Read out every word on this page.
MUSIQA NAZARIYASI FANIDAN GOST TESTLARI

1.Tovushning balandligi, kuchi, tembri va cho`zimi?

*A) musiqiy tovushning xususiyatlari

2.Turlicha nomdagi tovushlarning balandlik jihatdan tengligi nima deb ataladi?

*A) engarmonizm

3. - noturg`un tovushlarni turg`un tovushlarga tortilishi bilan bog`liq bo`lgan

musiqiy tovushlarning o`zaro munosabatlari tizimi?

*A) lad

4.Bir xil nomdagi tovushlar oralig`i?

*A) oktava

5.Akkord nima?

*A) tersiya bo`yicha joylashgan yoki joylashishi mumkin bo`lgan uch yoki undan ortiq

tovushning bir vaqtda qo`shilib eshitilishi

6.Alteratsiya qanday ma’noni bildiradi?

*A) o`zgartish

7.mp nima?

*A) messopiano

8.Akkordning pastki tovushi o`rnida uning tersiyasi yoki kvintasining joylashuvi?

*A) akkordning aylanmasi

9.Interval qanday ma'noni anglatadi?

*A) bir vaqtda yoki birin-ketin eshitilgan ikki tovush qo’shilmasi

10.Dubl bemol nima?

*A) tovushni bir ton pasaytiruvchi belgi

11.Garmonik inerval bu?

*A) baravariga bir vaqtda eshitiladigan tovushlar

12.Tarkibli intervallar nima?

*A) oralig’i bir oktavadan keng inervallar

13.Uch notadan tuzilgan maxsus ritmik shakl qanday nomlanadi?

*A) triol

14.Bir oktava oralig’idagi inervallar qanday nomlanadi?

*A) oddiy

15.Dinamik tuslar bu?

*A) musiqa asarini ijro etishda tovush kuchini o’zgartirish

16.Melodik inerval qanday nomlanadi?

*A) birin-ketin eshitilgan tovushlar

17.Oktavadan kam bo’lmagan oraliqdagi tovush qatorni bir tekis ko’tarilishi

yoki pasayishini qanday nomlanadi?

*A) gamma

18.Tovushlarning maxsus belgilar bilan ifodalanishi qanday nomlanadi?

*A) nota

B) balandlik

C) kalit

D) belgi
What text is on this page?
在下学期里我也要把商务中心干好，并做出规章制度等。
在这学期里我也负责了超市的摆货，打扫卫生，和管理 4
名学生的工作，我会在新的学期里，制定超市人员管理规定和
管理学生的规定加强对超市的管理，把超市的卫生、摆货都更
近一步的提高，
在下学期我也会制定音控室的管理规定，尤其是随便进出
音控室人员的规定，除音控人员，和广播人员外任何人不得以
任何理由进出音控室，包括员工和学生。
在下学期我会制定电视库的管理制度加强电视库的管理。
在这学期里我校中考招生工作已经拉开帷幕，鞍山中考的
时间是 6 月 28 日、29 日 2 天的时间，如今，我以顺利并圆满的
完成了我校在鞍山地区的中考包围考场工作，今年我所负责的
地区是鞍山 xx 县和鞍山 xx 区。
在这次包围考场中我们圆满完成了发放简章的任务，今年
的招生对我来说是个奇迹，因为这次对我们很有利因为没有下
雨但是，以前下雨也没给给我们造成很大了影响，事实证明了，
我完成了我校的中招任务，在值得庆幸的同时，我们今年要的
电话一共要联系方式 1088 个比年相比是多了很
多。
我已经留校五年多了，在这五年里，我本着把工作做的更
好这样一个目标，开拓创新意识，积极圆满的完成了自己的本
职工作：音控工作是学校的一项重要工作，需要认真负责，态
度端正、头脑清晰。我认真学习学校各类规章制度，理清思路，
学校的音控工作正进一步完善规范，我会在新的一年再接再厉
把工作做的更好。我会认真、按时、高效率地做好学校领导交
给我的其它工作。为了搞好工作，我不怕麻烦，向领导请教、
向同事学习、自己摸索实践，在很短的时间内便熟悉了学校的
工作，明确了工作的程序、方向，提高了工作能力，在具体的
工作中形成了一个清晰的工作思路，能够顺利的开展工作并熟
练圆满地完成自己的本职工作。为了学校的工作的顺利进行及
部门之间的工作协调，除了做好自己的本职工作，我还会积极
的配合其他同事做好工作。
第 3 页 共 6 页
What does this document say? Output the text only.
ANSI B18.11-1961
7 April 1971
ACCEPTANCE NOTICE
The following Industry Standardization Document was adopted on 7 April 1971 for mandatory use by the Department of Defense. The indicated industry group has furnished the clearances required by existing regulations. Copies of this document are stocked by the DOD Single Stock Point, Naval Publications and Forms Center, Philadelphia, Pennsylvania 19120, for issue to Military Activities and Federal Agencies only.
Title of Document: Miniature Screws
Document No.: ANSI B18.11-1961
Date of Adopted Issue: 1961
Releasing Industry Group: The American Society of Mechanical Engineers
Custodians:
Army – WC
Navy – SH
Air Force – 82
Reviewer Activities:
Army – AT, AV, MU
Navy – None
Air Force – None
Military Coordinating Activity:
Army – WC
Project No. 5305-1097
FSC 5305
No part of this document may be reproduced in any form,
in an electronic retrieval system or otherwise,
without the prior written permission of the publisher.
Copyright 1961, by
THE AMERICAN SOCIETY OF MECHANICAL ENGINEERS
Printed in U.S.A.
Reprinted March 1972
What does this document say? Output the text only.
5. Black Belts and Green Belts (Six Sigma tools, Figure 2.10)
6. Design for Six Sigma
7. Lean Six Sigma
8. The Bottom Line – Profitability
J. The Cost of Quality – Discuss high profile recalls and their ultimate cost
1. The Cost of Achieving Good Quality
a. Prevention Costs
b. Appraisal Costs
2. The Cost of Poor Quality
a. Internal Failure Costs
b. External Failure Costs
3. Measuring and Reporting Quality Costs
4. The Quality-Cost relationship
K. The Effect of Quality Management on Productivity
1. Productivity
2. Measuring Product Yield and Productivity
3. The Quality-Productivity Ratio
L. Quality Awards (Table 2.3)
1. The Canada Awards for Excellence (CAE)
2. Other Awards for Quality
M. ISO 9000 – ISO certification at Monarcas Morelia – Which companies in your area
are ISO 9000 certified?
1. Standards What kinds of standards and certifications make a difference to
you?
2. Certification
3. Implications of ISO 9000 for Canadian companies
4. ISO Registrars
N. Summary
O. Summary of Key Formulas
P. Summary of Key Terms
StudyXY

------

§ Task description
Every entry needs to be retyped exactly.

§ In response
Read out every word on this page.
MUSIQA NAZARIYASI FANIDAN GOST TESTLARI

1.Tovushning balandligi, kuchi, tembri va cho`zimi?

*A) musiqiy tovushning xususiyatlari

2.Turlicha nomdagi tovushlarning balandlik jihatdan tengligi nima deb ataladi?

*A) engarmonizm

3. - noturg`un tovushlarni turg`un tovushlarga tortilishi bilan bog`liq bo`lgan

musiqiy tovushlarning o`zaro munosabatlari tizimi?

*A) lad

4.Bir xil nomdagi tovushlar oralig`i?

*A) oktava

5.Akkord nima?

*A) tersiya bo`yicha joylashgan yoki joylashishi mumkin bo`lgan uch yoki undan ortiq

tovushning bir vaqtda qo`shilib eshitilishi

6.Alteratsiya qanday ma’noni bildiradi?

*A) o`zgartish

7.mp nima?

*A) messopiano

8.Akkordning pastki tovushi o`rnida uning tersiyasi yoki kvintasining joylashuvi?

*A) akkordning aylanmasi

9.Interval qanday ma'noni anglatadi?

*A) bir vaqtda yoki birin-ketin eshitilgan ikki tovush qo’shilmasi

10.Dubl bemol nima?

*A) tovushni bir ton pasaytiruvchi belgi

11.Garmonik inerval bu?

*A) baravariga bir vaqtda eshitiladigan tovushlar

12.Tarkibli intervallar nima?

*A) oralig’i bir oktavadan keng inervallar

13.Uch notadan tuzilgan maxsus ritmik shakl qanday nomlanadi?

*A) triol

14.Bir oktava oralig’idagi inervallar qanday nomlanadi?

*A) oddiy

15.Dinamik tuslar bu?

*A) musiqa asarini ijro etishda tovush kuchini o’zgartirish

16.Melodik inerval qanday nomlanadi?

*A) birin-ketin eshitilgan tovushlar

17.Oktavadan kam bo’lmagan oraliqdagi tovush qatorni bir tekis ko’tarilishi

yoki pasayishini qanday nomlanadi?

*A) gamma

18.Tovushlarning maxsus belgilar bilan ifodalanishi qanday nomlanadi?

*A) nota

B) balandlik

C) kalit

D) belgi
What text is on this page?
在下学期里我也要把商务中心干好，并做出规章制度等。
在这学期里我也负责了超市的摆货，打扫卫生，和管理 4
名学生的工作，我会在新的学期里，制定超市人员管理规定和
管理学生的规定加强对超市的管理，把超市的卫生、摆货都更
近一步的提高，
在下学期我也会制定音控室的管理规定，尤其是随便进出
音控室人员的规定，除音控人员，和广播人员外任何人不得以
任何理由进出音控室，包括员工和学生。
在下学期我会制定电视库的管理制度加强电视库的管理。
在这学期里我校中考招生工作已经拉开帷幕，鞍山中考的
时间是 6 月 28 日、29 日 2 天的时间，如今，我以顺利并圆满的
完成了我校在鞍山地区的中考包围考场工作，今年我所负责的
地区是鞍山 xx 县和鞍山 xx 区。
在这次包围考场中我们圆满完成了发放简章的任务，今年
的招生对我来说是个奇迹，因为这次对我们很有利因为没有下
雨但是，以前下雨也没给给我们造成很大了影响，事实证明了，
我完成了我校的中招任务，在值得庆幸的同时，我们今年要的
电话一共要联系方式 1088 个比年相比是多了很
多。
我已经留校五年多了，在这五年里，我本着把工作做的更
好这样一个目标，开拓创新意识，积极圆满的完成了自己的本
职工作：音控工作是学校的一项重要工作，需要认真负责，态
度端正、头脑清晰。我认真学习学校各类规章制度，理清思路，
学校的音控工作正进一步完善规范，我会在新的一年再接再厉
把工作做的更好。我会认真、按时、高效率地做好学校领导交
给我的其它工作。为了搞好工作，我不怕麻烦，向领导请教、
向同事学习、自己摸索实践，在很短的时间内便熟悉了学校的
工作，明确了工作的程序、方向，提高了工作能力，在具体的
工作中形成了一个清晰的工作思路，能够顺利的开展工作并熟
练圆满地完成自己的本职工作。为了学校的工作的顺利进行及
部门之间的工作协调，除了做好自己的本职工作，我还会积极
的配合其他同事做好工作。
第 3 页 共 6 页
What does this document say? Output the text only.
ANSI B18.11-1961
7 April 1971
ACCEPTANCE NOTICE
The following Industry Standardization Document was adopted on 7 April 1971 for mandatory use by the Department of Defense. The indicated industry group has furnished the clearances required by existing regulations. Copies of this document are stocked by the DOD Single Stock Point, Naval Publications and Forms Center, Philadelphia, Pennsylvania 19120, for issue to Military Activities and Federal Agencies only.
Title of Document: Miniature Screws
Document No.: ANSI B18.11-1961
Date of Adopted Issue: 1961
Releasing Industry Group: The American Society of Mechanical Engineers
Custodians:
Army – WC
Navy – SH
Air Force – 82
Reviewer Activities:
Army – AT, AV, MU
Navy – None
Air Force – None
Military Coordinating Activity:
Army – WC
Project No. 5305-1097
FSC 5305
No part of this document may be reproduced in any form,
in an electronic retrieval system or otherwise,
without the prior written permission of the publisher.
Copyright 1961, by
THE AMERICAN SOCIETY OF MECHANICAL ENGINEERS
Printed in U.S.A.
Reprinted March 1972
What does this document say? Output the text only.
5. Black Belts and Green Belts (Six Sigma tools, Figure 2.10)
6. Design for Six Sigma
7. Lean Six Sigma
8. The Bottom Line – Profitability
J. The Cost of Quality – Discuss high profile recalls and their ultimate cost
1. The Cost of Achieving Good Quality
a. Prevention Costs
b. Appraisal Costs
2. The Cost of Poor Quality
a. Internal Failure Costs
b. External Failure Costs
3. Measuring and Reporting Quality Costs
4. The Quality-Cost relationship
K. The Effect of Quality Management on Productivity
1. Productivity
2. Measuring Product Yield and Productivity
3. The Quality-Productivity Ratio
L. Quality Awards (Table 2.3)
1. The Canada Awards for Excellence (CAE)
2. Other Awards for Quality
M. ISO 9000 – ISO certification at Monarcas Morelia – Which companies in your area
are ISO 9000 certified?
1. Standards What kinds of standards and certifications make a difference to
you?
2. Certification
3. Implications of ISO 9000 for Canadian companies
4. ISO Registrars
N. Summary
O. Summary of Key Formulas
P. Summary of Key Terms
StudyXY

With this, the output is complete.